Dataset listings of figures
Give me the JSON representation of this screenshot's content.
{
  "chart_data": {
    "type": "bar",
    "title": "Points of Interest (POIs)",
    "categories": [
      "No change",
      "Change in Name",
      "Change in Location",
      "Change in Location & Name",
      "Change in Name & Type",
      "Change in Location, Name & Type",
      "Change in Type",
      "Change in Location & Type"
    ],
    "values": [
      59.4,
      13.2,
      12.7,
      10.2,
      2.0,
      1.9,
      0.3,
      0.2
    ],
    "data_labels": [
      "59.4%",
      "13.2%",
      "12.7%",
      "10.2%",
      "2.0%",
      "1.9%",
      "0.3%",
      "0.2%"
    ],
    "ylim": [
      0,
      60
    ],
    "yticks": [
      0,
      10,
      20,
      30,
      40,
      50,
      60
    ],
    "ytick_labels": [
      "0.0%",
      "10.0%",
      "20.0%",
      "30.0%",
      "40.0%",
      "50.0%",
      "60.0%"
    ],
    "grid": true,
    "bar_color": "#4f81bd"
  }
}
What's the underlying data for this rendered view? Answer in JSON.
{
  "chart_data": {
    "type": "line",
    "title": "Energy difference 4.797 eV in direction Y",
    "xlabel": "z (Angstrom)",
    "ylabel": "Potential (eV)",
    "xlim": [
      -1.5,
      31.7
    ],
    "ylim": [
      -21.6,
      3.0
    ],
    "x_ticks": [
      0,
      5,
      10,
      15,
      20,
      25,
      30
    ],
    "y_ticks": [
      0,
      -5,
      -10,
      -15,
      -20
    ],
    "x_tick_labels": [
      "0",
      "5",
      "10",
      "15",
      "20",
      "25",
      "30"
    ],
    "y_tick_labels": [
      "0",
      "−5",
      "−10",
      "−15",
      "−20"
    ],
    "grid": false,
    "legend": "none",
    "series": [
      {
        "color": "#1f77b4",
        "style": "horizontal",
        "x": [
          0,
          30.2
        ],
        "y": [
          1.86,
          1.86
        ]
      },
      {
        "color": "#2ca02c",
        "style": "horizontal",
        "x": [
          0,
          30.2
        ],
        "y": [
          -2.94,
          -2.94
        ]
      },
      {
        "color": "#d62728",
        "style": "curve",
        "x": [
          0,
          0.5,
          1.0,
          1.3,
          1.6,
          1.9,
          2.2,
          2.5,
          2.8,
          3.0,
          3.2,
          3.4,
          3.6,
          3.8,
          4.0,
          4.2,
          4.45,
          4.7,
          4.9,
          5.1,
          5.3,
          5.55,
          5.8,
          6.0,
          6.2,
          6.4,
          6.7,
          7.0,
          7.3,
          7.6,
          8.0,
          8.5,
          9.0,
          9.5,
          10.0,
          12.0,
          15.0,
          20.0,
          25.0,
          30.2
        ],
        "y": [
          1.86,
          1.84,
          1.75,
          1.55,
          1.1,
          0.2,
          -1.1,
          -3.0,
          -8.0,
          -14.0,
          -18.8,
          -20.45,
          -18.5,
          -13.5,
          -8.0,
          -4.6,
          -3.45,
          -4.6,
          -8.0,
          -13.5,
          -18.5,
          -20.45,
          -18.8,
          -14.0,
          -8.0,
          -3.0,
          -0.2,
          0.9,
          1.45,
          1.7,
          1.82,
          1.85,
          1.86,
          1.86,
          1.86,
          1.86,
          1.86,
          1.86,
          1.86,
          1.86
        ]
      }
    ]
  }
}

▸ **Given instruction**: Reproduce each line of the entries in which the word "this" is found.

▸ **Solved problem**:
Give me the JSON representation of this screenshot's content.
What's the underlying data for this rendered view? Answer in JSON.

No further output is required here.